— START OF Data supplied —

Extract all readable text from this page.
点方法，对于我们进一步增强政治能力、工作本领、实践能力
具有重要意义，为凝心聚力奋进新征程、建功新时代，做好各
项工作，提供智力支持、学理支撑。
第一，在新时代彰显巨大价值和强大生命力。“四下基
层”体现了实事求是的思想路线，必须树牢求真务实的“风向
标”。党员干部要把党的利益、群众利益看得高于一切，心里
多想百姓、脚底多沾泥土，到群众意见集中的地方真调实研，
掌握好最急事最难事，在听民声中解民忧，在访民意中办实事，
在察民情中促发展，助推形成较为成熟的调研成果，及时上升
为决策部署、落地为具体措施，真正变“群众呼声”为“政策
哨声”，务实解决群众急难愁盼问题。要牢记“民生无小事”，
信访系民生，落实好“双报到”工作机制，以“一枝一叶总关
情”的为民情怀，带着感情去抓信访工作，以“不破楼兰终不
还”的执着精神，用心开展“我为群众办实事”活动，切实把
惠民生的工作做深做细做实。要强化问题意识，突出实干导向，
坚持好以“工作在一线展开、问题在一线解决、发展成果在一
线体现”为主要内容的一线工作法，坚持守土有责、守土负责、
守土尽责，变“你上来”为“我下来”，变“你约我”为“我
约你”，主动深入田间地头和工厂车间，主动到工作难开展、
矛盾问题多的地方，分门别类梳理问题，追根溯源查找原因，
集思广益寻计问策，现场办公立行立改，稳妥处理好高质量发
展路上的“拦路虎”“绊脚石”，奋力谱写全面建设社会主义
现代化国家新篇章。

— END OF Data supplied —

◆ **Task instructions**
Repeat all of the records above exactly as they appear.

◆ **Expected output**
Extract all readable text from this page.
点方法，对于我们进一步增强政治能力、工作本领、实践能力
具有重要意义，为凝心聚力奋进新征程、建功新时代，做好各
项工作，提供智力支持、学理支撑。
第一，在新时代彰显巨大价值和强大生命力。“四下基
层”体现了实事求是的思想路线，必须树牢求真务实的“风向
标”。党员干部要把党的利益、群众利益看得高于一切，心里
多想百姓、脚底多沾泥土，到群众意见集中的地方真调实研，
掌握好最急事最难事，在听民声中解民忧，在访民意中办实事，
在察民情中促发展，助推形成较为成熟的调研成果，及时上升
为决策部署、落地为具体措施，真正变“群众呼声”为“政策
哨声”，务实解决群众急难愁盼问题。要牢记“民生无小事”，
信访系民生，落实好“双报到”工作机制，以“一枝一叶总关
情”的为民情怀，带着感情去抓信访工作，以“不破楼兰终不
还”的执着精神，用心开展“我为群众办实事”活动，切实把
惠民生的工作做深做细做实。要强化问题意识，突出实干导向，
坚持好以“工作在一线展开、问题在一线解决、发展成果在一
线体现”为主要内容的一线工作法，坚持守土有责、守土负责、
守土尽责，变“你上来”为“我下来”，变“你约我”为“我
约你”，主动深入田间地头和工厂车间，主动到工作难开展、
矛盾问题多的地方，分门别类梳理问题，追根溯源查找原因，
集思广益寻计问策，现场办公立行立改，稳妥处理好高质量发
展路上的“拦路虎”“绊脚石”，奋力谱写全面建设社会主义
现代化国家新篇章。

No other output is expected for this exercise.